Saved data entries
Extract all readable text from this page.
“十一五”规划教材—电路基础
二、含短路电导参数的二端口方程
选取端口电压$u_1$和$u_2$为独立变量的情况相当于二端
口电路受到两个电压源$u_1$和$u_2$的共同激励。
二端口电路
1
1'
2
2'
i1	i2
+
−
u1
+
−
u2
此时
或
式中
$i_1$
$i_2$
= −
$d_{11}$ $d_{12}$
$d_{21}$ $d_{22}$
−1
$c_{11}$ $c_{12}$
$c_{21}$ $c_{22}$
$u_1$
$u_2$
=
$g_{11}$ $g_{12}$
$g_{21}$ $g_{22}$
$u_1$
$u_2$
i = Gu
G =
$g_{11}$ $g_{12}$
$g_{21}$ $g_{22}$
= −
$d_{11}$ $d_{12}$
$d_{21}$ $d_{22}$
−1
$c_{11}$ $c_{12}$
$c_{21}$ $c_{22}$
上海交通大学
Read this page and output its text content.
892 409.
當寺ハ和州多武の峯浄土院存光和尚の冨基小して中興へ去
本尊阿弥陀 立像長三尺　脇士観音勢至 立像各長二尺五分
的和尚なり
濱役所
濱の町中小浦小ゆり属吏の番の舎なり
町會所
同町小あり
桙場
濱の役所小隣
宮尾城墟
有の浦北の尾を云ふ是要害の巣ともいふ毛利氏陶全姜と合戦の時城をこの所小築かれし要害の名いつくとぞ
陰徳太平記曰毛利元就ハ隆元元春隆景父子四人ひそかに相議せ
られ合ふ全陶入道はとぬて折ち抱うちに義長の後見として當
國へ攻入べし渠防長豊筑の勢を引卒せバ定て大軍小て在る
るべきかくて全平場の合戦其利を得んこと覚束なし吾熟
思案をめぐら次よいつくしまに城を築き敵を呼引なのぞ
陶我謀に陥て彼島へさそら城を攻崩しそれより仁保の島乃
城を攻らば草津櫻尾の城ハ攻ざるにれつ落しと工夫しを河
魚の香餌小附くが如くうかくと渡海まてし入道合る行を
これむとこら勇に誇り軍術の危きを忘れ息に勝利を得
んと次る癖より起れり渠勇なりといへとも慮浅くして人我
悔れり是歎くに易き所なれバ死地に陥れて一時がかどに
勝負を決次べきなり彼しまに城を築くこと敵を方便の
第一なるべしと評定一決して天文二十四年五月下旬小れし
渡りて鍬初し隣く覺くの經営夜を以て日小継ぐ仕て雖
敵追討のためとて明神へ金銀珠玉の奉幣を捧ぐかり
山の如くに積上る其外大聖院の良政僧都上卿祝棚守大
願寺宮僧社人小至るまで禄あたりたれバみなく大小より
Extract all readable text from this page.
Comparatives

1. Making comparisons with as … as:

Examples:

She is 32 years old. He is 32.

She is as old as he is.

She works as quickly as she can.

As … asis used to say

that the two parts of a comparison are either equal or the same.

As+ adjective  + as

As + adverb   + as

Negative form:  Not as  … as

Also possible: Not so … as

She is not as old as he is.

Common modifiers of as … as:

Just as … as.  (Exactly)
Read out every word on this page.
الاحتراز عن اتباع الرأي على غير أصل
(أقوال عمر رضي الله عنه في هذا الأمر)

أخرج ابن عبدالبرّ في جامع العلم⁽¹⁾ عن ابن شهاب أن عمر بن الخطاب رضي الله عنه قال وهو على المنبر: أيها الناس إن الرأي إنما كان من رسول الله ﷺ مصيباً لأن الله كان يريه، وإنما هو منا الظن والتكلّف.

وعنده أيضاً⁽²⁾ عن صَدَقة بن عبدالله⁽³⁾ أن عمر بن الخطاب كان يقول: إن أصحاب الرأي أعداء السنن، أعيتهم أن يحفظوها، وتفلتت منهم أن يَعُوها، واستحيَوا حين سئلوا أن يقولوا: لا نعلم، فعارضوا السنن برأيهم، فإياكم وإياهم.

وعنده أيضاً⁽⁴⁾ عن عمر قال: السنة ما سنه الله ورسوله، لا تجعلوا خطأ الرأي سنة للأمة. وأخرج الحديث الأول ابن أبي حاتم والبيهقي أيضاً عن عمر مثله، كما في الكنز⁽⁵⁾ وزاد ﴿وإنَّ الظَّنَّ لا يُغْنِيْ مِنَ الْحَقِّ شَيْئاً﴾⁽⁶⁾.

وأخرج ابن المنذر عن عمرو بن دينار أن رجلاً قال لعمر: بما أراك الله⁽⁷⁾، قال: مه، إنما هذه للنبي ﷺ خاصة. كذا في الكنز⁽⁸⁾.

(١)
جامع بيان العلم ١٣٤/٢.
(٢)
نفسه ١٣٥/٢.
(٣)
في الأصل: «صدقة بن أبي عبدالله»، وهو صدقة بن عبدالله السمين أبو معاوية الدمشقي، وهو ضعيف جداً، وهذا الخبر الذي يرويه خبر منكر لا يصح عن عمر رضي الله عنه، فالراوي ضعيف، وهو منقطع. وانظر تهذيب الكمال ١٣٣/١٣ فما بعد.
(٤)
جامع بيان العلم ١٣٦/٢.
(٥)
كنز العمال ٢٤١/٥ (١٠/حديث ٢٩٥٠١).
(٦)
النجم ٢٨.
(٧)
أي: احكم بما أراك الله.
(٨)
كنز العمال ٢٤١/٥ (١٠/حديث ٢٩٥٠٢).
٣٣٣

▶ [What is required]
Extract the listing in its entirety and repeat it exactly.

▶ [Answer to the exercise]
Extract all readable text from this page.
“十一五”规划教材—电路基础
二、含短路电导参数的二端口方程
选取端口电压$u_1$和$u_2$为独立变量的情况相当于二端
口电路受到两个电压源$u_1$和$u_2$的共同激励。
二端口电路
1
1'
2
2'
i1	i2
+
−
u1
+
−
u2
此时
或
式中
$i_1$
$i_2$
= −
$d_{11}$ $d_{12}$
$d_{21}$ $d_{22}$
−1
$c_{11}$ $c_{12}$
$c_{21}$ $c_{22}$
$u_1$
$u_2$
=
$g_{11}$ $g_{12}$
$g_{21}$ $g_{22}$
$u_1$
$u_2$
i = Gu
G =
$g_{11}$ $g_{12}$
$g_{21}$ $g_{22}$
= −
$d_{11}$ $d_{12}$
$d_{21}$ $d_{22}$
−1
$c_{11}$ $c_{12}$
$c_{21}$ $c_{22}$
上海交通大学
Read this page and output its text content.
892 409.
當寺ハ和州多武の峯浄土院存光和尚の冨基小して中興へ去
本尊阿弥陀 立像長三尺　脇士観音勢至 立像各長二尺五分
的和尚なり
濱役所
濱の町中小浦小ゆり属吏の番の舎なり
町會所
同町小あり
桙場
濱の役所小隣
宮尾城墟
有の浦北の尾を云ふ是要害の巣ともいふ毛利氏陶全姜と合戦の時城をこの所小築かれし要害の名いつくとぞ
陰徳太平記曰毛利元就ハ隆元元春隆景父子四人ひそかに相議せ
られ合ふ全陶入道はとぬて折ち抱うちに義長の後見として當
國へ攻入べし渠防長豊筑の勢を引卒せバ定て大軍小て在る
るべきかくて全平場の合戦其利を得んこと覚束なし吾熟
思案をめぐら次よいつくしまに城を築き敵を呼引なのぞ
陶我謀に陥て彼島へさそら城を攻崩しそれより仁保の島乃
城を攻らば草津櫻尾の城ハ攻ざるにれつ落しと工夫しを河
魚の香餌小附くが如くうかくと渡海まてし入道合る行を
これむとこら勇に誇り軍術の危きを忘れ息に勝利を得
んと次る癖より起れり渠勇なりといへとも慮浅くして人我
悔れり是歎くに易き所なれバ死地に陥れて一時がかどに
勝負を決次べきなり彼しまに城を築くこと敵を方便の
第一なるべしと評定一決して天文二十四年五月下旬小れし
渡りて鍬初し隣く覺くの經営夜を以て日小継ぐ仕て雖
敵追討のためとて明神へ金銀珠玉の奉幣を捧ぐかり
山の如くに積上る其外大聖院の良政僧都上卿祝棚守大
願寺宮僧社人小至るまで禄あたりたれバみなく大小より
Extract all readable text from this page.
Comparatives

1. Making comparisons with as … as:

Examples:

She is 32 years old. He is 32.

She is as old as he is.

She works as quickly as she can.

As … asis used to say

that the two parts of a comparison are either equal or the same.

As+ adjective  + as

As + adverb   + as

Negative form:  Not as  … as

Also possible: Not so … as

She is not as old as he is.

Common modifiers of as … as:

Just as … as.  (Exactly)
Read out every word on this page.
الاحتراز عن اتباع الرأي على غير أصل
(أقوال عمر رضي الله عنه في هذا الأمر)

أخرج ابن عبدالبرّ في جامع العلم⁽¹⁾ عن ابن شهاب أن عمر بن الخطاب رضي الله عنه قال وهو على المنبر: أيها الناس إن الرأي إنما كان من رسول الله ﷺ مصيباً لأن الله كان يريه، وإنما هو منا الظن والتكلّف.

وعنده أيضاً⁽²⁾ عن صَدَقة بن عبدالله⁽³⁾ أن عمر بن الخطاب كان يقول: إن أصحاب الرأي أعداء السنن، أعيتهم أن يحفظوها، وتفلتت منهم أن يَعُوها، واستحيَوا حين سئلوا أن يقولوا: لا نعلم، فعارضوا السنن برأيهم، فإياكم وإياهم.

وعنده أيضاً⁽⁴⁾ عن عمر قال: السنة ما سنه الله ورسوله، لا تجعلوا خطأ الرأي سنة للأمة. وأخرج الحديث الأول ابن أبي حاتم والبيهقي أيضاً عن عمر مثله، كما في الكنز⁽⁵⁾ وزاد ﴿وإنَّ الظَّنَّ لا يُغْنِيْ مِنَ الْحَقِّ شَيْئاً﴾⁽⁶⁾.

وأخرج ابن المنذر عن عمرو بن دينار أن رجلاً قال لعمر: بما أراك الله⁽⁷⁾، قال: مه، إنما هذه للنبي ﷺ خاصة. كذا في الكنز⁽⁸⁾.

(١)
جامع بيان العلم ١٣٤/٢.
(٢)
نفسه ١٣٥/٢.
(٣)
في الأصل: «صدقة بن أبي عبدالله»، وهو صدقة بن عبدالله السمين أبو معاوية الدمشقي، وهو ضعيف جداً، وهذا الخبر الذي يرويه خبر منكر لا يصح عن عمر رضي الله عنه، فالراوي ضعيف، وهو منقطع. وانظر تهذيب الكمال ١٣٣/١٣ فما بعد.
(٤)
جامع بيان العلم ١٣٦/٢.
(٥)
كنز العمال ٢٤١/٥ (١٠/حديث ٢٩٥٠١).
(٦)
النجم ٢٨.
(٧)
أي: احكم بما أراك الله.
(٨)
كنز العمال ٢٤١/٥ (١٠/حديث ٢٩٥٠٢).
٣٣٣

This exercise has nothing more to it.